JOBS>
1. Translate this sentence from the text on inflation protection into Spanish: "Collectibles are not commonly thought of as a source of inflation protection because they’re not traditional financial assets."
2. Retype the part of the inflation protection text starting with "It has to be" and going on through "they tighten policy.".

An institutional allocator will need to have something that’s tried and true like gold, industrial commodities, commodity producers, various forms of land (timber, farmland, other forms of real estate), collectibles with large markets, EM FX, inflation-linked bonds, and other traditional stuff.

Collectibles are not commonly thought of as a source of inflation protection because they’re not traditional financial assets.

That can include things like art, which is more traditional, or something like classic cars. It can also get more into niche type of things. There are such things like rare wine, whiskey or other liquor forms, dinosaur fossils, baseball and other forms of trading cards, or something newer like NFTs or other forms of digitized assets.

Smaller investors can be more nimble in terms of what types of things they can buy. For example, a hedge fund is probably not very likely to buy dinosaur fossils because they have a limited market and therefore a limited capacity to allocate capital toward. 

There’s not a multi-billion dollar market for them (and similar types of items) to our knowledge. Certainly, the most conservative investment vehicles, like pension funds or central banks, aren’t going to buy things like that. 

Many hedge funds may be able to buy an inflation swap (a type of derivative) directly as part of their inflation protection strategy, as it’s the purest form of hedging against inflation.

Whatever it is, it needs to be reliable and needs to be able to be done at scale for an institutional manager. 

It all boils down to what’s a reliable store of value.

In this respect, there is no one answer. It’s not only gold or silver, or traditional long-duration alternative currencies. It’s not just other types of commodities. Or real estate. Or cryptocurrencies.

It has to be a diversified answer.

So the big two asset allocation ideas for dealing with inflation are:

i) Global diversification to different countries and currencies, and

ii) Environmental diversification in scenarios where inflation runs higher than expectations and policymakers get in a delicate trade-off between accepting higher inflation or hurting economic growth if they tighten policy.

A subset of environmental diversification is owning enough inflation or stagflation assets to help successfully get a portfolio through environments where inflation runs above expectations and harms traditional asset classes like stocks and bonds.

 

Shifting policy doesn’t mean abandoning certain things altogether

The idea is not necessarily to abandon the traditional assets entirely. What moves markets is how conditions change relative to what’s discounted in the price. All that’s known is discounted in. 

Inflation is not a 0-or-1 thing. Exchange rate variations feed into inflation. For example, if one country’s currency depreciates relative to another, that’s inflationary for the depreciating country and deflationary for the appreciating country.

(Layout coordinate data)
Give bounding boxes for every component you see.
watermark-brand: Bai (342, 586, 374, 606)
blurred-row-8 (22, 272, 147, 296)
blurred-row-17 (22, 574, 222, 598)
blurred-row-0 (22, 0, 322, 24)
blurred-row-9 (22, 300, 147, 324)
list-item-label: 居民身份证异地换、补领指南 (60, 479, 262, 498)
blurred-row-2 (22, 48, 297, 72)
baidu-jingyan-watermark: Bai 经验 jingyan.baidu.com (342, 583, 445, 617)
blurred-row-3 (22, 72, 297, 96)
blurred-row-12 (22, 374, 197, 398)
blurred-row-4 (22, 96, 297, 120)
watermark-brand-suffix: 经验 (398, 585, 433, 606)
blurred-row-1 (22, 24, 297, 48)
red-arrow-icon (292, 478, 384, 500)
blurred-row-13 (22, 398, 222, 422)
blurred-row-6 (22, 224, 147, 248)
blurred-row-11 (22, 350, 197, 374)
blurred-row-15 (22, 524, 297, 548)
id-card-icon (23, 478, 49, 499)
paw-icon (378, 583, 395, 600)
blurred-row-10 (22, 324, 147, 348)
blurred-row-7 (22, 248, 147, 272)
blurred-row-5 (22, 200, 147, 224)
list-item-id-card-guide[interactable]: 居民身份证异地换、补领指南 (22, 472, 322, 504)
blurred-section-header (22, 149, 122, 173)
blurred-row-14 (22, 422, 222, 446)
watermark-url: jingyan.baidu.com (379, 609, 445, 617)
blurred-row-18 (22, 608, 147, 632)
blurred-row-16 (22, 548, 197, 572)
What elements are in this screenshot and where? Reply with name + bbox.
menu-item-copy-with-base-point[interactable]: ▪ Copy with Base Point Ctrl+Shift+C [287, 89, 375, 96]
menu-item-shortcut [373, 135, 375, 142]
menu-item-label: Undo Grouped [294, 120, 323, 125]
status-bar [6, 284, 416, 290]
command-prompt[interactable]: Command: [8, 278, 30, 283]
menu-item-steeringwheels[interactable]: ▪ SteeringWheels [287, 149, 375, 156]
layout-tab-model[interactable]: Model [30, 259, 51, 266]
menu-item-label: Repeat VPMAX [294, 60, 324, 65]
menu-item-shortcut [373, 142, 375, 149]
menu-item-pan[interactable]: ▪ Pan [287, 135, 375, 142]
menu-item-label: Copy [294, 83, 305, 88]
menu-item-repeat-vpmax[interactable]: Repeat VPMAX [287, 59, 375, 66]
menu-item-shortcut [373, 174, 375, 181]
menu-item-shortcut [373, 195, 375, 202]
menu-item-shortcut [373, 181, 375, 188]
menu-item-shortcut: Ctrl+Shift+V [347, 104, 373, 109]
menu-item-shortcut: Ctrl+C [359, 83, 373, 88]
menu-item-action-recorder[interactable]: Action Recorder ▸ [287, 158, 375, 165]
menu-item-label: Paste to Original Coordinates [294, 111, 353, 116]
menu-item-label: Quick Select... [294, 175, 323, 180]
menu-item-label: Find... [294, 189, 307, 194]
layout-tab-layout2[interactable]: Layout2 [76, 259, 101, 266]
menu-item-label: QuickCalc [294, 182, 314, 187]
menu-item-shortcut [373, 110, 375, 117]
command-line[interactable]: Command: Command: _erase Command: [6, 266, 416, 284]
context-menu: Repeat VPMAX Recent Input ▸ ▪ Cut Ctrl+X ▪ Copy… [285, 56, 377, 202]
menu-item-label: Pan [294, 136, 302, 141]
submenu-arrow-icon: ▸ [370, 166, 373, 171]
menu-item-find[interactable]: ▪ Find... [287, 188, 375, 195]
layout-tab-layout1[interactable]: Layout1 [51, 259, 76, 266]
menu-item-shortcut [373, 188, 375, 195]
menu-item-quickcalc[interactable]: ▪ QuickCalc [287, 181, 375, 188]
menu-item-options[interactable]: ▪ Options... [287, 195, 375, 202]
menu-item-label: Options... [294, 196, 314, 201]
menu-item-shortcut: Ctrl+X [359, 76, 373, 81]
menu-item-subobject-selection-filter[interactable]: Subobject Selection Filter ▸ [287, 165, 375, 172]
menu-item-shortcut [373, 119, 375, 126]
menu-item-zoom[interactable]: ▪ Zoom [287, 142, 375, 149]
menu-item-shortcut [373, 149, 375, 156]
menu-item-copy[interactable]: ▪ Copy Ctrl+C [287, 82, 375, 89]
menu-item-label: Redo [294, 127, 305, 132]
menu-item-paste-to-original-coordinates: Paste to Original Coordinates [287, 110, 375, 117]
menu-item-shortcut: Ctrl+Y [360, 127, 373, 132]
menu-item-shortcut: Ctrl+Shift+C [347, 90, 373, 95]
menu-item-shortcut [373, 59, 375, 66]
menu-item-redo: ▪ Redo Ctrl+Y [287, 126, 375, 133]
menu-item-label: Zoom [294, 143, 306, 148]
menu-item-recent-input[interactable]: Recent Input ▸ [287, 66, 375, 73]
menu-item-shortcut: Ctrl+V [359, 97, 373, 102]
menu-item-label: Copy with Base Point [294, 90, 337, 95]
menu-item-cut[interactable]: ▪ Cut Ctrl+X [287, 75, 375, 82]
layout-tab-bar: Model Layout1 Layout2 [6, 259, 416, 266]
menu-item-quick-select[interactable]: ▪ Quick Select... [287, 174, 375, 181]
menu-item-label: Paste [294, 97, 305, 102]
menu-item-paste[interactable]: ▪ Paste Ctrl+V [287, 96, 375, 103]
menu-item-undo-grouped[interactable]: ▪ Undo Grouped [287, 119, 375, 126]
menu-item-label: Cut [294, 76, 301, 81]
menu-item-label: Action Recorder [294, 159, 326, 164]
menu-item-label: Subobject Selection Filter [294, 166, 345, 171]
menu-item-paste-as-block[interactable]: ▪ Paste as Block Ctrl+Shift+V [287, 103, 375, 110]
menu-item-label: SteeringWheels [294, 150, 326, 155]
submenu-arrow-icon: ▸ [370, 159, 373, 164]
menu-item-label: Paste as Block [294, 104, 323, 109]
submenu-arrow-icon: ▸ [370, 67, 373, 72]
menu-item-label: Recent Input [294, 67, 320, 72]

WRITTEN ANSWERS>
1. Los objetos de colección no suelen considerarse una fuente de protección contra la inflación porque no son activos financieros tradicionales.

2.
It has to be a diversified answer.

So the big two asset allocation ideas for dealing with inflation are:

i) Global diversification to different countries and currencies, and

ii) Environmental diversification in scenarios where inflation runs higher than expectations and policymakers get in a delicate trade-off between accepting higher inflation or hurting economic growth if they tighten policy.